## Input data
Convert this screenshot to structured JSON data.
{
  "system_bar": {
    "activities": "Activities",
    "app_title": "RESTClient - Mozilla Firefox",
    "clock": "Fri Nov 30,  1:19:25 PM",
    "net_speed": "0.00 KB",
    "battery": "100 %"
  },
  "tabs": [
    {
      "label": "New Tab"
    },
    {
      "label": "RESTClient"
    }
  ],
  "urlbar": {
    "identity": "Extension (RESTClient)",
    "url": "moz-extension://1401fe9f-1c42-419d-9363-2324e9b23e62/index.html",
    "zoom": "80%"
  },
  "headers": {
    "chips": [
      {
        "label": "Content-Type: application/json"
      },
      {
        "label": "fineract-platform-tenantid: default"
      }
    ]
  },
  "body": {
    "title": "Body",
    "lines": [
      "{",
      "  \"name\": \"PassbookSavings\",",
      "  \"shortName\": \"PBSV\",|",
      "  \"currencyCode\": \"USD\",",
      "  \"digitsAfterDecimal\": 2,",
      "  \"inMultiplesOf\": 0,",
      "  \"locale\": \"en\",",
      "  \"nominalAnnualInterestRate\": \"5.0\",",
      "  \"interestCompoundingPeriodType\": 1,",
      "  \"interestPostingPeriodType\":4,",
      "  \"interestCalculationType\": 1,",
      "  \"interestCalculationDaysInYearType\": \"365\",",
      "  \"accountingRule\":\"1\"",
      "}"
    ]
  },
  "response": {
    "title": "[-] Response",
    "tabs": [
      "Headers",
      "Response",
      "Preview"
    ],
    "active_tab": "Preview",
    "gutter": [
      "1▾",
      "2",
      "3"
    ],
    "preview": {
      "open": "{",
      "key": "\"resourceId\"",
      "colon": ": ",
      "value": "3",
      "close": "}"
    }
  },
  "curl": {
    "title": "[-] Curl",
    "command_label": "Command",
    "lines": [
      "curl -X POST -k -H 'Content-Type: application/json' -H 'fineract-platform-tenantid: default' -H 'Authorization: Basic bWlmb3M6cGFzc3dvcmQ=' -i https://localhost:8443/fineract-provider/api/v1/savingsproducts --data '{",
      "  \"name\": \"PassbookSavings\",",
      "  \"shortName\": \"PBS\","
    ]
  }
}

## Aim
Copy all data exactly, start to finish.

## Problem solution
Convert this screenshot to structured JSON data.
{
  "system_bar": {
    "activities": "Activities",
    "app_title": "RESTClient - Mozilla Firefox",
    "clock": "Fri Nov 30,  1:19:25 PM",
    "net_speed": "0.00 KB",
    "battery": "100 %"
  },
  "tabs": [
    {
      "label": "New Tab"
    },
    {
      "label": "RESTClient"
    }
  ],
  "urlbar": {
    "identity": "Extension (RESTClient)",
    "url": "moz-extension://1401fe9f-1c42-419d-9363-2324e9b23e62/index.html",
    "zoom": "80%"
  },
  "headers": {
    "chips": [
      {
        "label": "Content-Type: application/json"
      },
      {
        "label": "fineract-platform-tenantid: default"
      }
    ]
  },
  "body": {
    "title": "Body",
    "lines": [
      "{",
      "  \"name\": \"PassbookSavings\",",
      "  \"shortName\": \"PBSV\",|",
      "  \"currencyCode\": \"USD\",",
      "  \"digitsAfterDecimal\": 2,",
      "  \"inMultiplesOf\": 0,",
      "  \"locale\": \"en\",",
      "  \"nominalAnnualInterestRate\": \"5.0\",",
      "  \"interestCompoundingPeriodType\": 1,",
      "  \"interestPostingPeriodType\":4,",
      "  \"interestCalculationType\": 1,",
      "  \"interestCalculationDaysInYearType\": \"365\",",
      "  \"accountingRule\":\"1\"",
      "}"
    ]
  },
  "response": {
    "title": "[-] Response",
    "tabs": [
      "Headers",
      "Response",
      "Preview"
    ],
    "active_tab": "Preview",
    "gutter": [
      "1▾",
      "2",
      "3"
    ],
    "preview": {
      "open": "{",
      "key": "\"resourceId\"",
      "colon": ": ",
      "value": "3",
      "close": "}"
    }
  },
  "curl": {
    "title": "[-] Curl",
    "command_label": "Command",
    "lines": [
      "curl -X POST -k -H 'Content-Type: application/json' -H 'fineract-platform-tenantid: default' -H 'Authorization: Basic bWlmb3M6cGFzc3dvcmQ=' -i https://localhost:8443/fineract-provider/api/v1/savingsproducts --data '{",
      "  \"name\": \"PassbookSavings\",",
      "  \"shortName\": \"PBS\","
    ]
  }
}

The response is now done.